>>>>>

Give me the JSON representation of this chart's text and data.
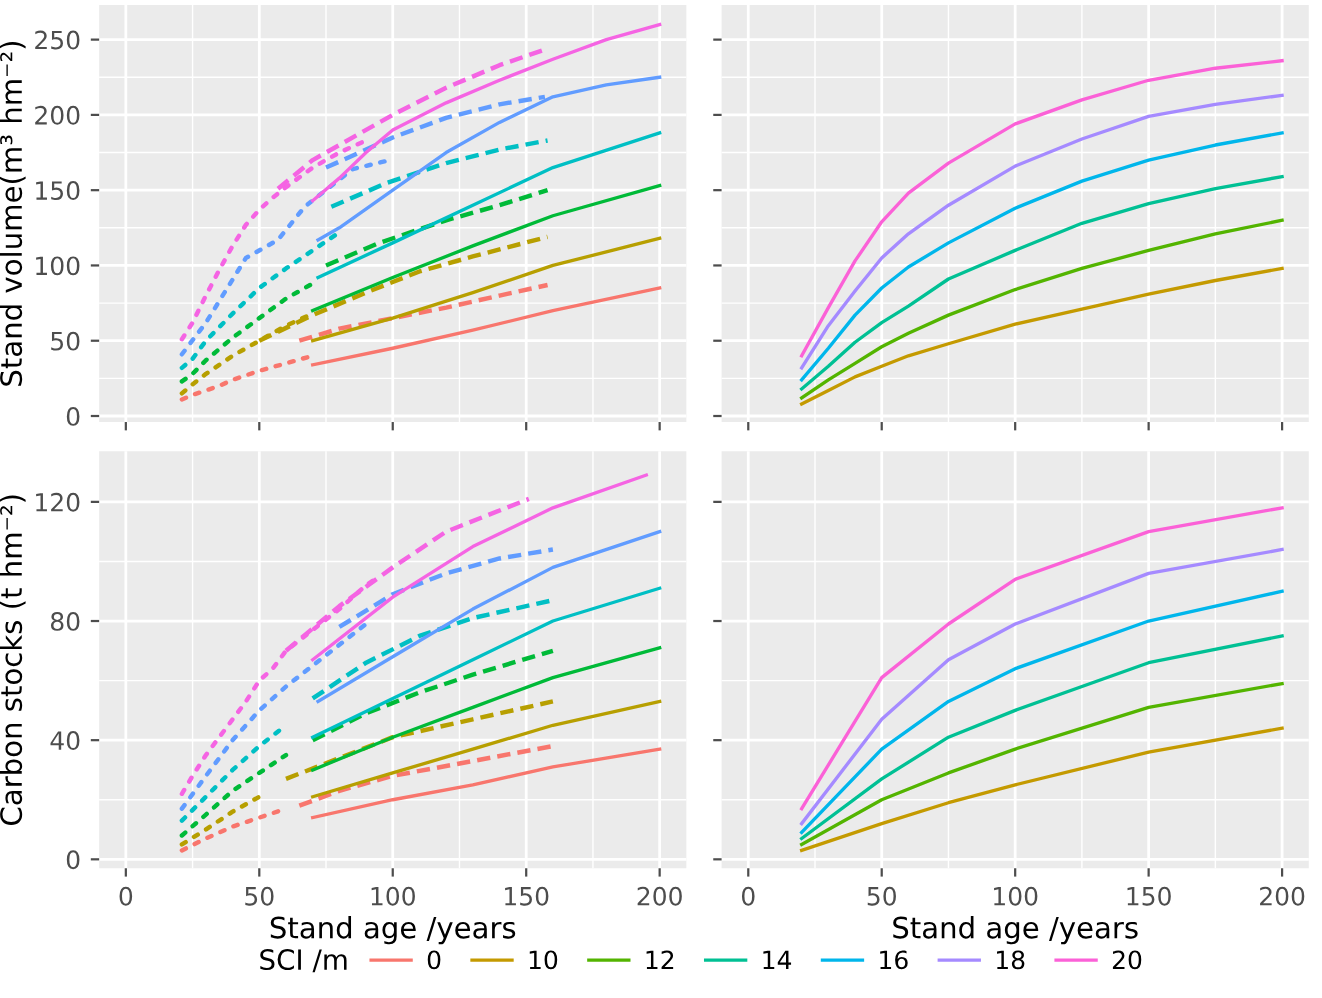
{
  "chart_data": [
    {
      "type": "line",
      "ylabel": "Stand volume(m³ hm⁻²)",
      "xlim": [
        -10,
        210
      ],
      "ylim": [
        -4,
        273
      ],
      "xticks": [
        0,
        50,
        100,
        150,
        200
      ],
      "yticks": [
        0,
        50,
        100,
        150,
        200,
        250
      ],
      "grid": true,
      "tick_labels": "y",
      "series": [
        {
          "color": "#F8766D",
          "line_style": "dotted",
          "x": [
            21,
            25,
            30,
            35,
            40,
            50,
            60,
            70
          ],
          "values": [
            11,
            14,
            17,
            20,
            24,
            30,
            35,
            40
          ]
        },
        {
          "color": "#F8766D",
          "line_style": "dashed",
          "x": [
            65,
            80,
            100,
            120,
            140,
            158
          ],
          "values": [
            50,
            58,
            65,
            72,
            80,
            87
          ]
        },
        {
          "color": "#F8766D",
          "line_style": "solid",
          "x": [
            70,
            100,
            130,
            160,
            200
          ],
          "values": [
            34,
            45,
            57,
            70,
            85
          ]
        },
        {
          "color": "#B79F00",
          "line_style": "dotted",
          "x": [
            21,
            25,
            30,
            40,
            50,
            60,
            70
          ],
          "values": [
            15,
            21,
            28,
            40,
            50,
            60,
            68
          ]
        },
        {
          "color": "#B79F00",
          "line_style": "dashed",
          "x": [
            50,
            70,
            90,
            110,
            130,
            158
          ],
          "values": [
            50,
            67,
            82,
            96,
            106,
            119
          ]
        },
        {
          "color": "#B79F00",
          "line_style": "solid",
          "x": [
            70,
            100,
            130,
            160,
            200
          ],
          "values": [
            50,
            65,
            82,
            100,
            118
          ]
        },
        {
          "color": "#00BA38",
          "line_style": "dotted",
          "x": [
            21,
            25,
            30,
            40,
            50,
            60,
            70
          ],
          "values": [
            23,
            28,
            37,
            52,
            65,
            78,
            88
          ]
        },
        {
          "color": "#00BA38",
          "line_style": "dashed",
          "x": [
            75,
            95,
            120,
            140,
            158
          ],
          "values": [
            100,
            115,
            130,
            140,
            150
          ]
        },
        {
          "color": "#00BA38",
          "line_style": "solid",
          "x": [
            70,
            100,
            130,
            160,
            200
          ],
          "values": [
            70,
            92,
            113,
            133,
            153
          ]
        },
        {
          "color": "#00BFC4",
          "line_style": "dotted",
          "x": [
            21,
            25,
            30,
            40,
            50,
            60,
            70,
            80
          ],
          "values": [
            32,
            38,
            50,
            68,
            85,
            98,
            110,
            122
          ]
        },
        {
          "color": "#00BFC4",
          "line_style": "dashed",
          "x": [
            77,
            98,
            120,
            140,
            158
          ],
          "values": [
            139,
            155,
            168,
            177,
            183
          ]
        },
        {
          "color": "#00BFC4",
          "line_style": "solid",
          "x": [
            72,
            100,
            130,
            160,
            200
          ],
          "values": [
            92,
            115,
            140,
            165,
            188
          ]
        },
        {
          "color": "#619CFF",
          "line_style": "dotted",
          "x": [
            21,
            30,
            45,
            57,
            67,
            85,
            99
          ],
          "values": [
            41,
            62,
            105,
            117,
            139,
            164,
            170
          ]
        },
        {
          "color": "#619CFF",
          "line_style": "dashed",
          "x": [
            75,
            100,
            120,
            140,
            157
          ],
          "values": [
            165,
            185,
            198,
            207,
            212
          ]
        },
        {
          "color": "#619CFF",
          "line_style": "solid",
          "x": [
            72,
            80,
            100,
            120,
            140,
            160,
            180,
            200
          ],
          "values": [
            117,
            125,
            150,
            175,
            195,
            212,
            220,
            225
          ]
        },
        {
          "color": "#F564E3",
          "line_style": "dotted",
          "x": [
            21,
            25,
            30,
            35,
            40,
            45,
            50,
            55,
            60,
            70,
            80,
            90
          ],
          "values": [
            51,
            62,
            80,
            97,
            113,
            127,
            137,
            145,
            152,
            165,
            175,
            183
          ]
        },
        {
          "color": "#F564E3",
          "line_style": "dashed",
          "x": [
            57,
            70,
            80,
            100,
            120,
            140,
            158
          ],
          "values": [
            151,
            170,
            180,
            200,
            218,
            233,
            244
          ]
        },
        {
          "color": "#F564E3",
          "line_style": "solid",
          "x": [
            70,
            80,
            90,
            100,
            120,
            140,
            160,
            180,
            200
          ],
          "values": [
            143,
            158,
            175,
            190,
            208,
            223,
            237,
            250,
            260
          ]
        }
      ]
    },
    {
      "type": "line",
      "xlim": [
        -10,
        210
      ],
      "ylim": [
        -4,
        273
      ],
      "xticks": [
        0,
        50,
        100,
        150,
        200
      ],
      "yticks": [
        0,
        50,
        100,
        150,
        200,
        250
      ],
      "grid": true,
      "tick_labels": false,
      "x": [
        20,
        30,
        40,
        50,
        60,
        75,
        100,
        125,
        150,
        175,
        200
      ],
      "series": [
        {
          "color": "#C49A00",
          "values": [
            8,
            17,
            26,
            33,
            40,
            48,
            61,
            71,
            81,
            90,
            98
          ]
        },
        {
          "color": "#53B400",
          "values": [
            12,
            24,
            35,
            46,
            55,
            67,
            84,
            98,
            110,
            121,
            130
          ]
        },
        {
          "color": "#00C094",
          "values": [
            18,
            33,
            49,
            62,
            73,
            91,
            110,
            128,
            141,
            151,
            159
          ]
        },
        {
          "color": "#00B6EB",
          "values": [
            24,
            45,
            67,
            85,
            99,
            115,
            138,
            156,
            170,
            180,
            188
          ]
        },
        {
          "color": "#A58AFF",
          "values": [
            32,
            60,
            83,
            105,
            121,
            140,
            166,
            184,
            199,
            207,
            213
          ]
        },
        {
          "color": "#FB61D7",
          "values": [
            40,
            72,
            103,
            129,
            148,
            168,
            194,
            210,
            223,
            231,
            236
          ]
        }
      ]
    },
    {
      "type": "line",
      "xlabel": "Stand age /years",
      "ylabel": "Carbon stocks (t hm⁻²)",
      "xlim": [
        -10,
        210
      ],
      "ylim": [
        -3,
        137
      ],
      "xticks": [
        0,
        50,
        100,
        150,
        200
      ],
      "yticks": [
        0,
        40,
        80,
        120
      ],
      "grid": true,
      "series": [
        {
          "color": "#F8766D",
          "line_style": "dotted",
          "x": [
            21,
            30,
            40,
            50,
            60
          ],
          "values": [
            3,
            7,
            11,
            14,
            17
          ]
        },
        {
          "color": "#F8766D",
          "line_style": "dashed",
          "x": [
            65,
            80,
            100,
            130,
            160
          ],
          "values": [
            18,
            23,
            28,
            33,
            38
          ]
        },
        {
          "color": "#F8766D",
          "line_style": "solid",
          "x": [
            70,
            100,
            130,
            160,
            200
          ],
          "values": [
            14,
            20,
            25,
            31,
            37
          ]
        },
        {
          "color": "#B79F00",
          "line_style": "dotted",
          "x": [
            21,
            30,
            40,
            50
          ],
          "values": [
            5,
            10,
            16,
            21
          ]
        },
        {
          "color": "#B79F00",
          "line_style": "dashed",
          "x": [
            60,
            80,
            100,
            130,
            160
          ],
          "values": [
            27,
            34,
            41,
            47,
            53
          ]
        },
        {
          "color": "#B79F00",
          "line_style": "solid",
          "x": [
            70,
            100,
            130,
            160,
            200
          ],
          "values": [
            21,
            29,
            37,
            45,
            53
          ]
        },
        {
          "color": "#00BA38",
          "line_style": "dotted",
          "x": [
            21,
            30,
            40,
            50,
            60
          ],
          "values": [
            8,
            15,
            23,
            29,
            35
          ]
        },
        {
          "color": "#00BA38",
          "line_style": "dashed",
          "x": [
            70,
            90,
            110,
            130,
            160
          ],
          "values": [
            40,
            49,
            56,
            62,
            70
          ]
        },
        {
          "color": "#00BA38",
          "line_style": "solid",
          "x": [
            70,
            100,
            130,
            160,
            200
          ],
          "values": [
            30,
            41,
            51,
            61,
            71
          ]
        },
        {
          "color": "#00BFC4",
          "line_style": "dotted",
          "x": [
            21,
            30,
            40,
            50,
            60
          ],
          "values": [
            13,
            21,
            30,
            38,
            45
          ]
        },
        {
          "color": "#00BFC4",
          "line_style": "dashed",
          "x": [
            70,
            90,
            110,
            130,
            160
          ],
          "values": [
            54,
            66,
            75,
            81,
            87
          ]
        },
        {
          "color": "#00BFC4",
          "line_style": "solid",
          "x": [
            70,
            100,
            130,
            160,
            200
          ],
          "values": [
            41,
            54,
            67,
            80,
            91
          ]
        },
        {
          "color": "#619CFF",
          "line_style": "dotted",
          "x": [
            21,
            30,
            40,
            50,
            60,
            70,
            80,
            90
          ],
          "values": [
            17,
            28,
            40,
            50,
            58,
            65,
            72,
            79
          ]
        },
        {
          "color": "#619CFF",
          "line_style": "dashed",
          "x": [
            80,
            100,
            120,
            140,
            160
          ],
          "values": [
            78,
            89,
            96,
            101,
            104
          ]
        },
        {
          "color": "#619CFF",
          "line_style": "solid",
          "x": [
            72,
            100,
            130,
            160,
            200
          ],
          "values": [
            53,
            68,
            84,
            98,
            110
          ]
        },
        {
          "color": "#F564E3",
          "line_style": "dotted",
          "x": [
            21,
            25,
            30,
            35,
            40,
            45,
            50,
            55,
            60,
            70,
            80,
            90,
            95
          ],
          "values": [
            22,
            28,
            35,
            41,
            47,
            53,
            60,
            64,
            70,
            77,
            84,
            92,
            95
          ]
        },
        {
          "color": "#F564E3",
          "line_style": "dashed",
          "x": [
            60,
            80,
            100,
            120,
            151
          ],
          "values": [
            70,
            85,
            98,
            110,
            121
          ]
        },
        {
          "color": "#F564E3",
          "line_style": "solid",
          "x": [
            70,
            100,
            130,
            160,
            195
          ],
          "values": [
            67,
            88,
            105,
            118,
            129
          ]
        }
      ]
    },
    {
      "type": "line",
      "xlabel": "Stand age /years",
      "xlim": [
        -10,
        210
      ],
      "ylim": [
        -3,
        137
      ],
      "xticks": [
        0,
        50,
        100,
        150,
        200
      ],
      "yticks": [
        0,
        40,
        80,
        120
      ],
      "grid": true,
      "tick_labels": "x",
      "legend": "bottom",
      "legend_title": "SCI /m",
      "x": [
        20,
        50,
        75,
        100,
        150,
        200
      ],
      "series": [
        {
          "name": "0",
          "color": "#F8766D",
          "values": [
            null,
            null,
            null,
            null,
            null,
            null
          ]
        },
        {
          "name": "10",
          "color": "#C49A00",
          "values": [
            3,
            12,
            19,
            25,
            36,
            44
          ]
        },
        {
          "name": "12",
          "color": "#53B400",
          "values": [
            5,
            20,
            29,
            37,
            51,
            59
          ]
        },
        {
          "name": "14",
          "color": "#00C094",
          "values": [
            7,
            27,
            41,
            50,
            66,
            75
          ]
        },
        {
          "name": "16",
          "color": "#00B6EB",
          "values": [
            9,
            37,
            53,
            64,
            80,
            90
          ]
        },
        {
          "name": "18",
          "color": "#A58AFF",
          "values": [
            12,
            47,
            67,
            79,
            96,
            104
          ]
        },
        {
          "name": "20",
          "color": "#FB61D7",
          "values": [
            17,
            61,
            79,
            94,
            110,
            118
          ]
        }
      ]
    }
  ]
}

<<<<<
>>>>>

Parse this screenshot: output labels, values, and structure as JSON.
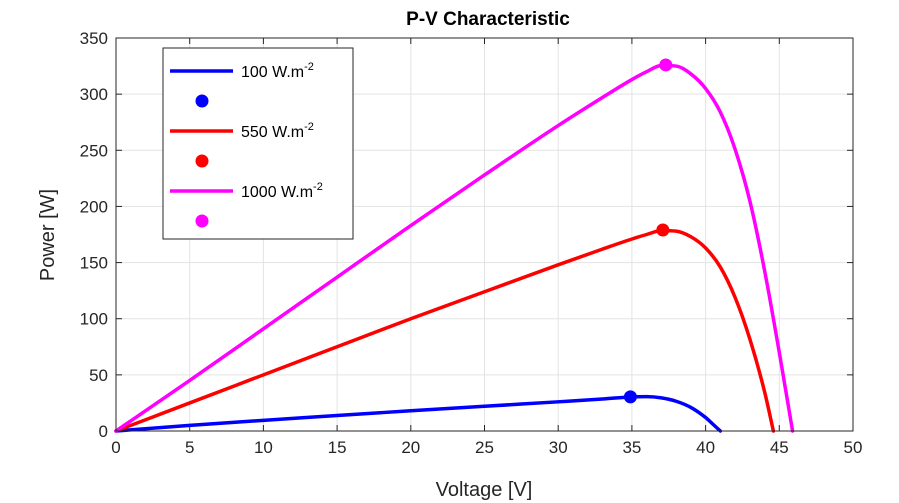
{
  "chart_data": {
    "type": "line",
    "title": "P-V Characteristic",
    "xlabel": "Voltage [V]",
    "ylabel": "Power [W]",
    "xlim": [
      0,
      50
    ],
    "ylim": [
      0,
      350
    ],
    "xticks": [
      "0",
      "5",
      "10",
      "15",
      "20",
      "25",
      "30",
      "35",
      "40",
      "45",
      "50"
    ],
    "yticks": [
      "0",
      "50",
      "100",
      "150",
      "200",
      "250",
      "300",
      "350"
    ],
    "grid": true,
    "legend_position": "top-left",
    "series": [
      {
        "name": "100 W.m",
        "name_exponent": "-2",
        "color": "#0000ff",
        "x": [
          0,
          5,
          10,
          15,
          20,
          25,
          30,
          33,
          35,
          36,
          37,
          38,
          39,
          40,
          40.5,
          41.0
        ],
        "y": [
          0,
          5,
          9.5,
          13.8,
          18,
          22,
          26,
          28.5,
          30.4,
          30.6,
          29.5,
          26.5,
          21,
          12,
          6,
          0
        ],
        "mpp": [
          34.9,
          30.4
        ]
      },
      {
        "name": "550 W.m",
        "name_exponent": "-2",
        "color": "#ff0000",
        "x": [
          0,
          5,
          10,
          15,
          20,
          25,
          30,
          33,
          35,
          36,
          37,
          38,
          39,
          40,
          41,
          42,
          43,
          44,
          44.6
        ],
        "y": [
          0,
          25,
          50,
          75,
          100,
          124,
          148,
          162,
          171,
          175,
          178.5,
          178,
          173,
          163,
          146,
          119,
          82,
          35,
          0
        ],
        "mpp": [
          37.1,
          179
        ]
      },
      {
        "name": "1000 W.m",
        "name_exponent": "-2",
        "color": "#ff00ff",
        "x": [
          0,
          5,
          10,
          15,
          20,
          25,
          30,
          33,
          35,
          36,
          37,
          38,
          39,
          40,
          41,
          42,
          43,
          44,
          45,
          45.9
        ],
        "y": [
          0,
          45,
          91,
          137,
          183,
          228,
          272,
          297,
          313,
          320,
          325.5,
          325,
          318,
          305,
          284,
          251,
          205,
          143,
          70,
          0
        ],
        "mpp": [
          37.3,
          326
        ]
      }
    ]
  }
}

<<<<<

- Problem to work on
Copy out every line in the listing where the word "this" appears.

- Expected answer
Give me the JSON representation of this chart's text and data.
Parse this screenshot: output labels, values, and structure as JSON.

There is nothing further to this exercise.